■ **Given exercise**:
Using the records below, please work out how many lines contain "thresholds"; answer with the number alone.

[Dataset items]
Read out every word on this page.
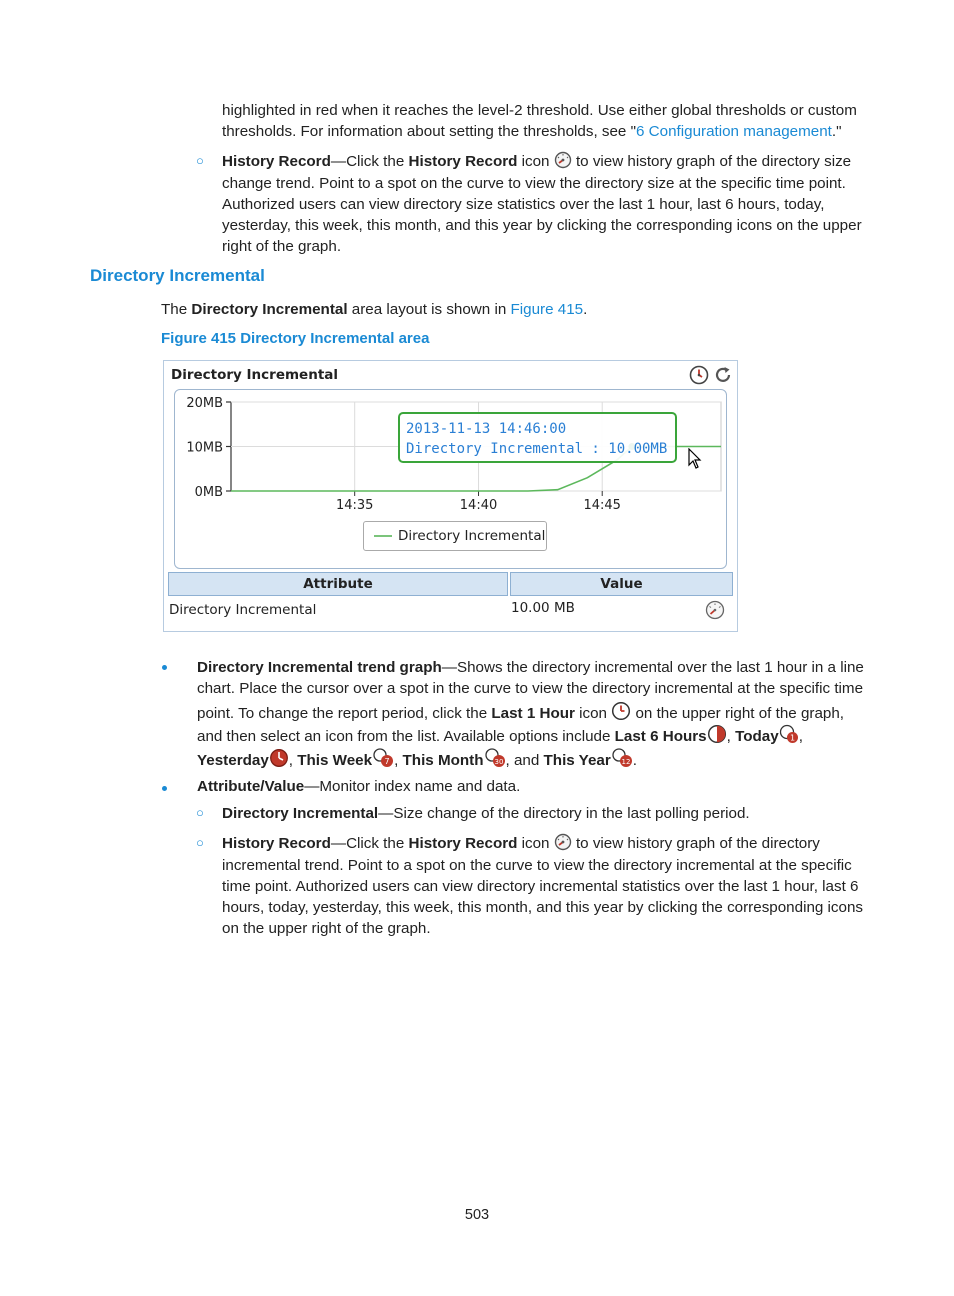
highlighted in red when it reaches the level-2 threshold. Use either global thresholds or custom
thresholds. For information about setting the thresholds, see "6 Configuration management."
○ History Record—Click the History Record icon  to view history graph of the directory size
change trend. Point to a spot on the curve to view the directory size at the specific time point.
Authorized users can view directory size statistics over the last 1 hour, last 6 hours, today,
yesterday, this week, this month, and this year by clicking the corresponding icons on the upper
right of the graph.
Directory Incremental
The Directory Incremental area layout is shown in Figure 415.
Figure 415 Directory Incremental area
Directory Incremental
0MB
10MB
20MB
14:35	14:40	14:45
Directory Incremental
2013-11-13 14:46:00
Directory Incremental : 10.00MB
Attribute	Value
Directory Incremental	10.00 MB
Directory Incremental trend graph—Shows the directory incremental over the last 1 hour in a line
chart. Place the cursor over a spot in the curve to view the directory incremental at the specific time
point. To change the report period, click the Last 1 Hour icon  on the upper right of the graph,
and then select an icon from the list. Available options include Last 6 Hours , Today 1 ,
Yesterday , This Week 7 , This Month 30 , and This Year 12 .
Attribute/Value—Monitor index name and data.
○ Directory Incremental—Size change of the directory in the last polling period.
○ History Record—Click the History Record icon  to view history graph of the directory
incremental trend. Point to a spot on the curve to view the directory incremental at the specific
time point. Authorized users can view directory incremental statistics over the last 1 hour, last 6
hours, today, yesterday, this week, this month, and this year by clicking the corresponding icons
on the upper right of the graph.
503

---

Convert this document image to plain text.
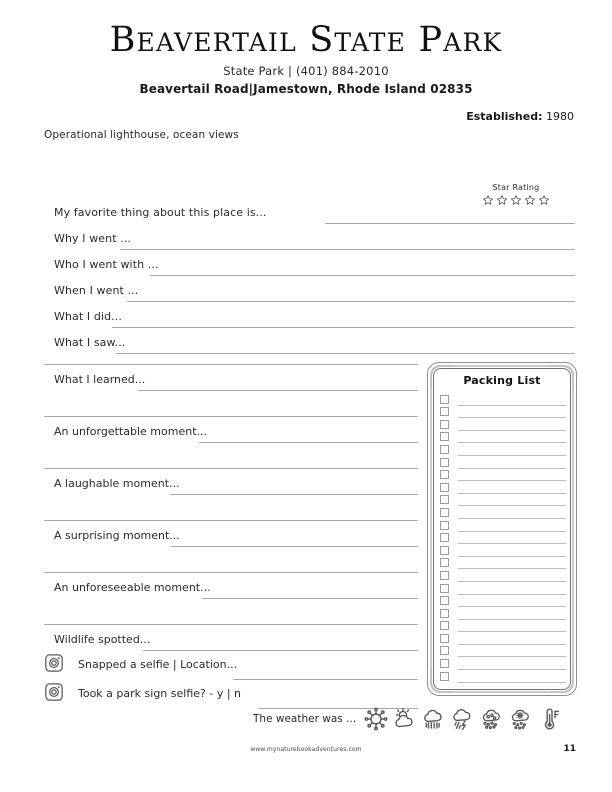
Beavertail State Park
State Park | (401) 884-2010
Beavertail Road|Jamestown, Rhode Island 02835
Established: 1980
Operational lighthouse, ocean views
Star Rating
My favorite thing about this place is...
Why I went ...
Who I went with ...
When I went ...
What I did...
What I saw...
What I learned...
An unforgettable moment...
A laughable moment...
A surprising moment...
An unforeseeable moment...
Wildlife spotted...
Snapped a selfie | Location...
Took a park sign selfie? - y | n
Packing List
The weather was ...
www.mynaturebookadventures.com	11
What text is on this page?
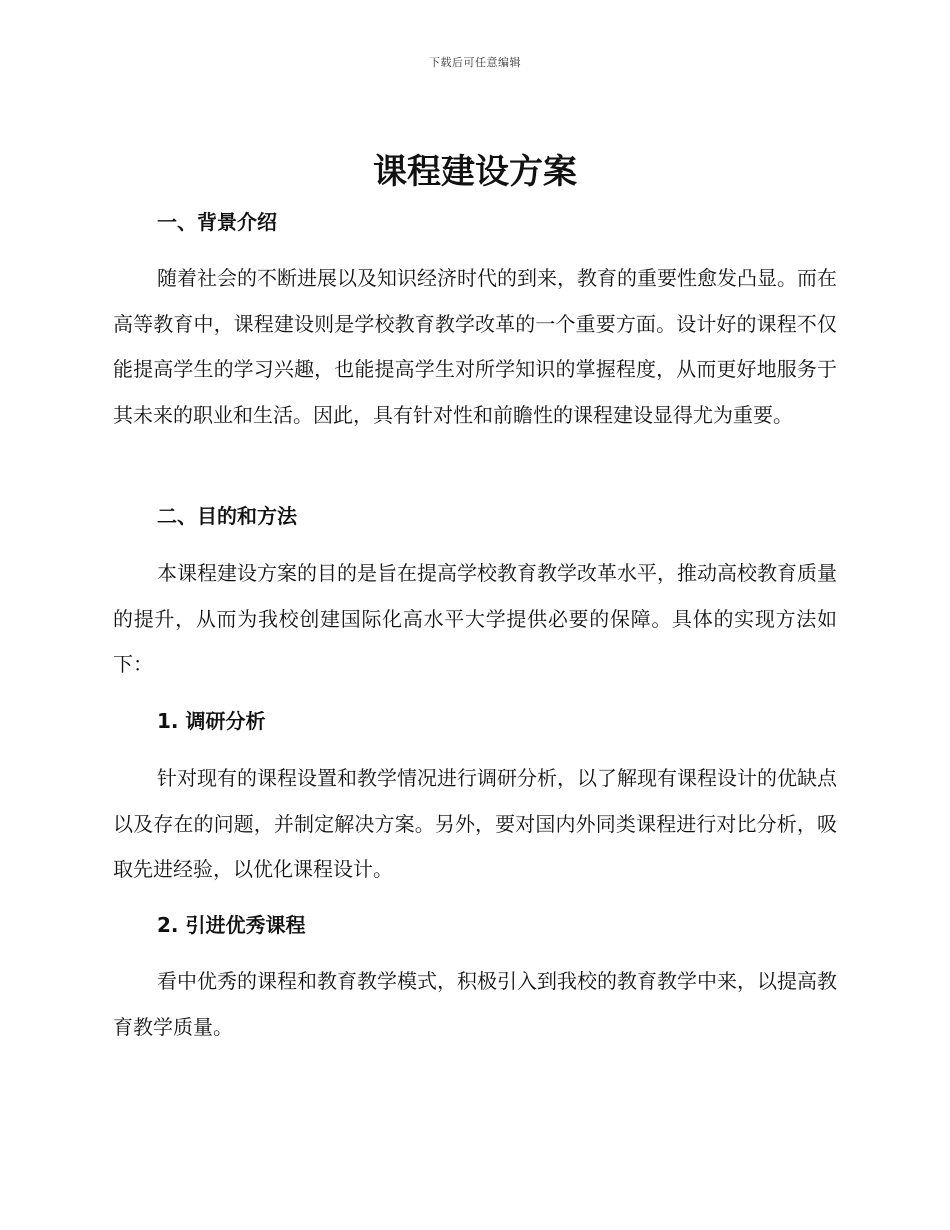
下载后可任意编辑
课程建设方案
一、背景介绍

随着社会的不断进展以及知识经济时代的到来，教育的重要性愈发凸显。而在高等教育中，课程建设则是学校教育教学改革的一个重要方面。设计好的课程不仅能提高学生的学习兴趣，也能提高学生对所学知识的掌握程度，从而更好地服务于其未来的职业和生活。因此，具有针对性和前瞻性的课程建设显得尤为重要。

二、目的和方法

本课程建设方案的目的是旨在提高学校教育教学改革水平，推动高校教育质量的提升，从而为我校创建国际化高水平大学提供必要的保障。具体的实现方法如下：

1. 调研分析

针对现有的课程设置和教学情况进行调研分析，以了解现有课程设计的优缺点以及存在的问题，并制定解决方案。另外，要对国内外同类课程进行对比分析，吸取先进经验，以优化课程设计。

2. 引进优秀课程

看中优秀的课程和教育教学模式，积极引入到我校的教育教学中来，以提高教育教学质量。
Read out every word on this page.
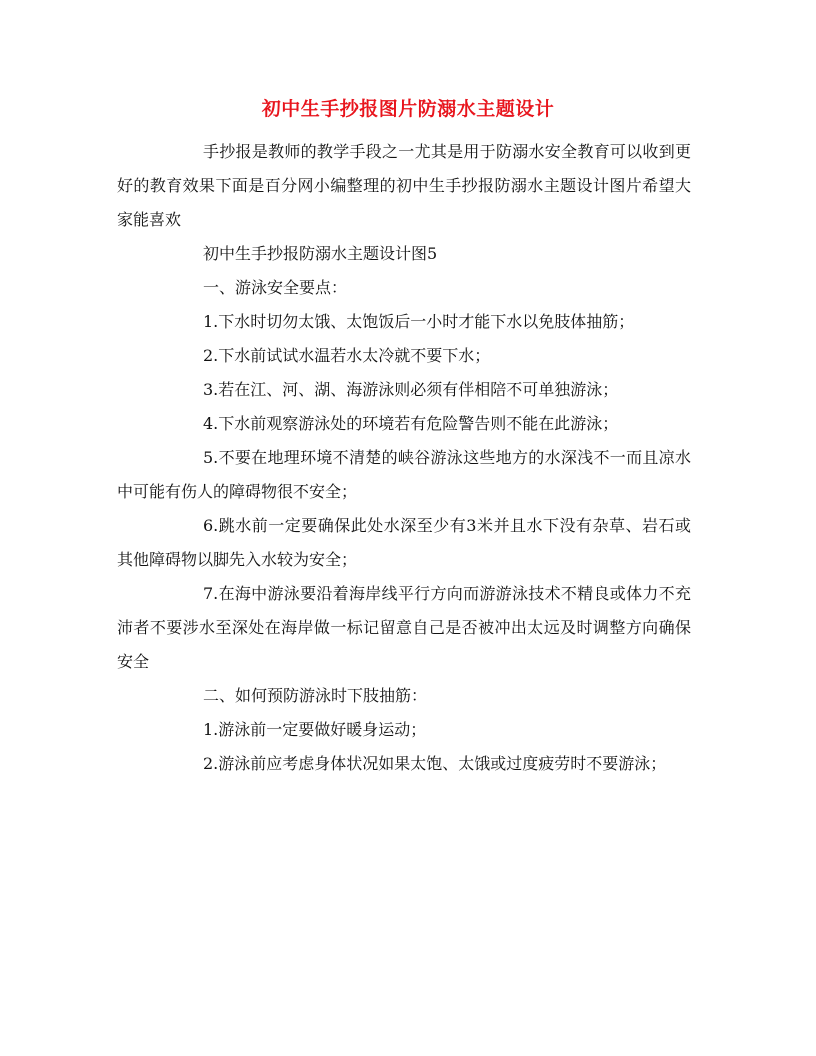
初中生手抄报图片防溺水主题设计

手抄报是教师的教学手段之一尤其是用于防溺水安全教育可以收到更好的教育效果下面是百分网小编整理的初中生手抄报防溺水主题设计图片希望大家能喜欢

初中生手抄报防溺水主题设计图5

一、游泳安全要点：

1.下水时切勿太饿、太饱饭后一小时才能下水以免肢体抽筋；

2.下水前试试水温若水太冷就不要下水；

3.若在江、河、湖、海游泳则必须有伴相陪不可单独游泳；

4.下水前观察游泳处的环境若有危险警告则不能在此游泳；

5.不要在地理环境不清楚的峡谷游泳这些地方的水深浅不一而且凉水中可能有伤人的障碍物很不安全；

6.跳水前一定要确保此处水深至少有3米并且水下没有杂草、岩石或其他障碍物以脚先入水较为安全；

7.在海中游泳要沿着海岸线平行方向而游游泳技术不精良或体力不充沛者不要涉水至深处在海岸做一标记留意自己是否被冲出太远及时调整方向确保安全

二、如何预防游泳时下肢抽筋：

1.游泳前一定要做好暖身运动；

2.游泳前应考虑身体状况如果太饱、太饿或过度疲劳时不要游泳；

■ **Answer to this exercise**:
2